▸ DIRECTION: Return the lines of the material unchanged, from its first line through the line holding "275, 337, 320]", with both ends included.

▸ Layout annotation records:
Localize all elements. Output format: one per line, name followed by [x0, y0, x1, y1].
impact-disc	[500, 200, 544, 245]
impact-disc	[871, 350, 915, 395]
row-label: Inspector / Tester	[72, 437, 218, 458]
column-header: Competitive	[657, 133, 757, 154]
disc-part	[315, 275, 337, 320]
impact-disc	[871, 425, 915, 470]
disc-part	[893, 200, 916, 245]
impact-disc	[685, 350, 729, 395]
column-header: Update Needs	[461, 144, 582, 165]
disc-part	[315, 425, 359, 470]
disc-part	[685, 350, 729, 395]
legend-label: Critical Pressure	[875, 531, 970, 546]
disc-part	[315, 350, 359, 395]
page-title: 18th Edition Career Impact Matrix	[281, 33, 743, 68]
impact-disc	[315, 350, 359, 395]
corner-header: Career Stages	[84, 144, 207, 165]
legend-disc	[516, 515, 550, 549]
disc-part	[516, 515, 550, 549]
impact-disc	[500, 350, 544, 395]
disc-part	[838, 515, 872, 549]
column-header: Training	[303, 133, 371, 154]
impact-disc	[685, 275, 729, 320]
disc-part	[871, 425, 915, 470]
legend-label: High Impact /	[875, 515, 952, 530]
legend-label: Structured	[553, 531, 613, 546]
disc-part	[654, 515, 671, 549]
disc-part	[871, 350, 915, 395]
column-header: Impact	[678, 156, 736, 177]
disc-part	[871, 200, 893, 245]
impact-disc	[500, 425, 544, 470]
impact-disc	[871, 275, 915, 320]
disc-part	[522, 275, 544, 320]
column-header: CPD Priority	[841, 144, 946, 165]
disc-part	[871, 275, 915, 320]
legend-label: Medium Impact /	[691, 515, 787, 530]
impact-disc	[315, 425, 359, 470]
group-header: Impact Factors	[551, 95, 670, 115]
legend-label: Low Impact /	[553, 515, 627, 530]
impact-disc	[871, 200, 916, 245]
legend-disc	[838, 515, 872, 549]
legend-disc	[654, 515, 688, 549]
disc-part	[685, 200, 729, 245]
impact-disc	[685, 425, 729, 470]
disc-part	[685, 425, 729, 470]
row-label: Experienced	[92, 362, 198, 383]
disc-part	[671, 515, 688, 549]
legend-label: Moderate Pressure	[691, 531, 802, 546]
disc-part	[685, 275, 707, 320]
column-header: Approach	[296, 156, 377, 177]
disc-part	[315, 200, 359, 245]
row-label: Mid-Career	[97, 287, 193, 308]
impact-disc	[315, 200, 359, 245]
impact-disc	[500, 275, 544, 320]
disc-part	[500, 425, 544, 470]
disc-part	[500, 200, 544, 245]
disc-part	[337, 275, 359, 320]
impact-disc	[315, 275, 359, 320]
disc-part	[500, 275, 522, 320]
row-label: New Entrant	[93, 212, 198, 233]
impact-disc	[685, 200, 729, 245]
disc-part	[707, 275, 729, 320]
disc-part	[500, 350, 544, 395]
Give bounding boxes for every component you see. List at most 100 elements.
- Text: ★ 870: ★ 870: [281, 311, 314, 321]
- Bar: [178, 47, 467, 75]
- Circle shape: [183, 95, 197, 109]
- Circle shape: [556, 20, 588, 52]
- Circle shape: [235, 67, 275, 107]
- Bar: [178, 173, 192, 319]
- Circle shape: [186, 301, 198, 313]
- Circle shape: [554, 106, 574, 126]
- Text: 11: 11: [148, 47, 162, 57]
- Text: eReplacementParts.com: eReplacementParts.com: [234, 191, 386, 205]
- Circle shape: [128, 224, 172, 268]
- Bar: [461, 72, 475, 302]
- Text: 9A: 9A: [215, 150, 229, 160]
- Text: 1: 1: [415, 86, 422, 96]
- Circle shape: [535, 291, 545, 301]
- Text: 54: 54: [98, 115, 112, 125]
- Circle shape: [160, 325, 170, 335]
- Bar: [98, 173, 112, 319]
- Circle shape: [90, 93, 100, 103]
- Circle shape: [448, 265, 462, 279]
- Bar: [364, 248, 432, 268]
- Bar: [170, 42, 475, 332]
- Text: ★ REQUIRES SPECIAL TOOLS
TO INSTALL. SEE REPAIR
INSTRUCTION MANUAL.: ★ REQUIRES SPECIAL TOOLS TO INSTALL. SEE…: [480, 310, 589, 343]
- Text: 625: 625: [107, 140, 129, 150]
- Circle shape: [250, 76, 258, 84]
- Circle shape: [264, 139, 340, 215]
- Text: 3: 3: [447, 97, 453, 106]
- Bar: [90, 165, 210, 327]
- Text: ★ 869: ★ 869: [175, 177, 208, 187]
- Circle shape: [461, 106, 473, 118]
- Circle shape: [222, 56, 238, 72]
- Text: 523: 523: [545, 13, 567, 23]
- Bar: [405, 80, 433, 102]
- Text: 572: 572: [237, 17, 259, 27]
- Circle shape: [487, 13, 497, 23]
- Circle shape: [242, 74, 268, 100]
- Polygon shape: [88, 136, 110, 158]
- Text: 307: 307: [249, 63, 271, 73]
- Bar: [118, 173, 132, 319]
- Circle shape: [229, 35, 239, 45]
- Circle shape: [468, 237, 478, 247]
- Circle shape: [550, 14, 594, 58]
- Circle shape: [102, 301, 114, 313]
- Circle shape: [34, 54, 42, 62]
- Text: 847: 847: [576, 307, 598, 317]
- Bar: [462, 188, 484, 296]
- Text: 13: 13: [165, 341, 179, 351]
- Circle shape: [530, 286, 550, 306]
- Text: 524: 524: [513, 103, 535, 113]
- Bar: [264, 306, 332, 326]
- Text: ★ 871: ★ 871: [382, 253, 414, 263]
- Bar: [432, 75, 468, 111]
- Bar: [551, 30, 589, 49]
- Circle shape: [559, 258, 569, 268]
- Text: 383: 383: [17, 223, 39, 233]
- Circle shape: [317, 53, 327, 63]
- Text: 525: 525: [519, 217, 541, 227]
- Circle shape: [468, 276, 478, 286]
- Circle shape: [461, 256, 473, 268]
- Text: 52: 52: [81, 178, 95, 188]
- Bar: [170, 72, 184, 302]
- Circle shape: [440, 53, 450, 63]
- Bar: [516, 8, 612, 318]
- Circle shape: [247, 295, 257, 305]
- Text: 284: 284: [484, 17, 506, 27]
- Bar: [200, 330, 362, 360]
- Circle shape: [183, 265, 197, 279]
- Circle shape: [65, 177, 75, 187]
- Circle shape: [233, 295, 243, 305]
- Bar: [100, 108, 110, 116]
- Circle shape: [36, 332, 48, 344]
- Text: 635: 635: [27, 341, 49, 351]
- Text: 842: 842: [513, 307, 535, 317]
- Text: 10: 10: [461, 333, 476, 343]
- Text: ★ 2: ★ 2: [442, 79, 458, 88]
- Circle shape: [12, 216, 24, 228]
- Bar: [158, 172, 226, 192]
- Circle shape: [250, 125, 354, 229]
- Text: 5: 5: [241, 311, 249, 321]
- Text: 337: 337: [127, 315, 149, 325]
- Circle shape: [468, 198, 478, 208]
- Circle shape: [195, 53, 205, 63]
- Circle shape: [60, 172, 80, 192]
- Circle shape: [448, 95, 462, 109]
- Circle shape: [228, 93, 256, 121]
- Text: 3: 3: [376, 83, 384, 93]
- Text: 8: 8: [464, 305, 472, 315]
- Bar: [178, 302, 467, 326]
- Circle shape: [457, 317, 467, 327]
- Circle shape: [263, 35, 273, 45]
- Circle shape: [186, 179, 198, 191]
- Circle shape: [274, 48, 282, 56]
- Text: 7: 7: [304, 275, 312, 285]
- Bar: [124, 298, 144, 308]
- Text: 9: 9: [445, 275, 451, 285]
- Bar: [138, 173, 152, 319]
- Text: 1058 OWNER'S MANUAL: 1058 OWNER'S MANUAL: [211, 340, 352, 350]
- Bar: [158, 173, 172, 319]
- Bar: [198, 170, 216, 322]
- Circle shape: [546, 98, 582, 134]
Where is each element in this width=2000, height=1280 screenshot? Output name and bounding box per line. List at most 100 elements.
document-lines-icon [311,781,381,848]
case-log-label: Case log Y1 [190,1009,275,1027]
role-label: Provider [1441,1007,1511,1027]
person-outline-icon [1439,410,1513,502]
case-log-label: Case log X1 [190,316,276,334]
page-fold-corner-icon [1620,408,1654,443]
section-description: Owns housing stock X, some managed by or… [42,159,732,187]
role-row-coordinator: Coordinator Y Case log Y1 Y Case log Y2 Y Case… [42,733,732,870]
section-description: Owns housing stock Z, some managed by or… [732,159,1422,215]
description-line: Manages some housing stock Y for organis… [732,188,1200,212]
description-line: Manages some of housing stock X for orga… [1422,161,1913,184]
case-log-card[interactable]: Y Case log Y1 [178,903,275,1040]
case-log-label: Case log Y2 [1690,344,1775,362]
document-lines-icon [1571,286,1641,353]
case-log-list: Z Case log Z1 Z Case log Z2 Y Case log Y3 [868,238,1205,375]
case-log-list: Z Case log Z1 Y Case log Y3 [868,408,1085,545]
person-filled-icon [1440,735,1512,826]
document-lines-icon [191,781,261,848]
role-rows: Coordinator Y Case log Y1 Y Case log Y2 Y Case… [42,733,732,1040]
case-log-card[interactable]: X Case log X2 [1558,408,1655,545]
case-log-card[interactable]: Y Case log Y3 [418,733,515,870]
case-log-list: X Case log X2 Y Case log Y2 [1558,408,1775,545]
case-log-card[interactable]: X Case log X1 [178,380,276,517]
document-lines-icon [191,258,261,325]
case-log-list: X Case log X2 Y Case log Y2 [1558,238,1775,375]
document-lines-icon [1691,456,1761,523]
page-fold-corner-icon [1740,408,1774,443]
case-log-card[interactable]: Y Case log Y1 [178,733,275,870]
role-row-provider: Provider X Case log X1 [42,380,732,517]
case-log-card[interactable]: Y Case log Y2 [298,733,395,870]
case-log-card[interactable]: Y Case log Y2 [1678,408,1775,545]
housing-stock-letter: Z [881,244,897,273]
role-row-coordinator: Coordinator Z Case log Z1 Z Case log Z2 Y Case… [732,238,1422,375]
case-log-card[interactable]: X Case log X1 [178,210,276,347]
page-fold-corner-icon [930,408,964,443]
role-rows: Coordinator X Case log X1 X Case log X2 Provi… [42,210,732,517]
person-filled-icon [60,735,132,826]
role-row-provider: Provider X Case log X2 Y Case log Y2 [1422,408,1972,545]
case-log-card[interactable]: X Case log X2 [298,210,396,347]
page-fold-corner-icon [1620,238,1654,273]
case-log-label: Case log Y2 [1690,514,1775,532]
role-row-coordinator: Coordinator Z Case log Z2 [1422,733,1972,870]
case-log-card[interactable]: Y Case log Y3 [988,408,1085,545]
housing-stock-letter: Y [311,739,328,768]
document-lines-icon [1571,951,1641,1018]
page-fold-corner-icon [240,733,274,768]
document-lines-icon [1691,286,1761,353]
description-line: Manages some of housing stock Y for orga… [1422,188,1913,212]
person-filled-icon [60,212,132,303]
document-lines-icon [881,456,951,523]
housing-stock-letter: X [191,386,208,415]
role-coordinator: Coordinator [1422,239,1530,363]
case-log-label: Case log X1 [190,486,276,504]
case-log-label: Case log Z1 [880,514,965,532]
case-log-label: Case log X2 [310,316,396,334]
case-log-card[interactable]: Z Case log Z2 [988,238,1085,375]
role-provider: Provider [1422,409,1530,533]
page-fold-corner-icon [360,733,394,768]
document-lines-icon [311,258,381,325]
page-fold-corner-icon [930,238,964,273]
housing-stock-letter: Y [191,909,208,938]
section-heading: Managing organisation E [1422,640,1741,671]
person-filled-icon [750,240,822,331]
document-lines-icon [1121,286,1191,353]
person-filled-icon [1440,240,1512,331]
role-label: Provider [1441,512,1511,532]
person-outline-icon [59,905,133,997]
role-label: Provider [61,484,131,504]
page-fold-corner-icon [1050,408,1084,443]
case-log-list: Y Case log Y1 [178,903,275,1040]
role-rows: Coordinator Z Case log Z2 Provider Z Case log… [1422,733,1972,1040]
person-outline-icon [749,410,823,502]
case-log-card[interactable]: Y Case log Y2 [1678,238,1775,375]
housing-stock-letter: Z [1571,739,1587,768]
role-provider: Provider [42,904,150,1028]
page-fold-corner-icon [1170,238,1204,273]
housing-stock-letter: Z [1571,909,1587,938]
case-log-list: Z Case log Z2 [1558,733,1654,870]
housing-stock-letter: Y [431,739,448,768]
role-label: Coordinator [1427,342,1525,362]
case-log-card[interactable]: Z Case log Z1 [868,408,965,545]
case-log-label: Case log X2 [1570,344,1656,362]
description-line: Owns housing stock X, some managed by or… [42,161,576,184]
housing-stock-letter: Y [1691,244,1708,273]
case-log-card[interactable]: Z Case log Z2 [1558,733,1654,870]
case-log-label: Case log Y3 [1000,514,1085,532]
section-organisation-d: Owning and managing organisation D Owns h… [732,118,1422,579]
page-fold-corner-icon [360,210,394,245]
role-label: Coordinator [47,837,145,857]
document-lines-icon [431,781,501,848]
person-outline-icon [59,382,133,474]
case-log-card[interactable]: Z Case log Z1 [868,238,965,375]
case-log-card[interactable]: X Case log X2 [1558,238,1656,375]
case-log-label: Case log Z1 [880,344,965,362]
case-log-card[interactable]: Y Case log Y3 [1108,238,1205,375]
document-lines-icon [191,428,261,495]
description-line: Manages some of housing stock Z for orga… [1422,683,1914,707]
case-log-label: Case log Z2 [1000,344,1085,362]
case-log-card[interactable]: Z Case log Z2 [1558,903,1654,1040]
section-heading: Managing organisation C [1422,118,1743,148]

▸ REPLY TO THE EXERCISE:
Localize all elements. Output format: one per line, name followed by [x0, y0, x1, y1].
impact-disc	[500, 200, 544, 245]
impact-disc	[871, 350, 915, 395]
row-label: Inspector / Tester	[72, 437, 218, 458]
column-header: Competitive	[657, 133, 757, 154]
disc-part	[315, 275, 337, 320]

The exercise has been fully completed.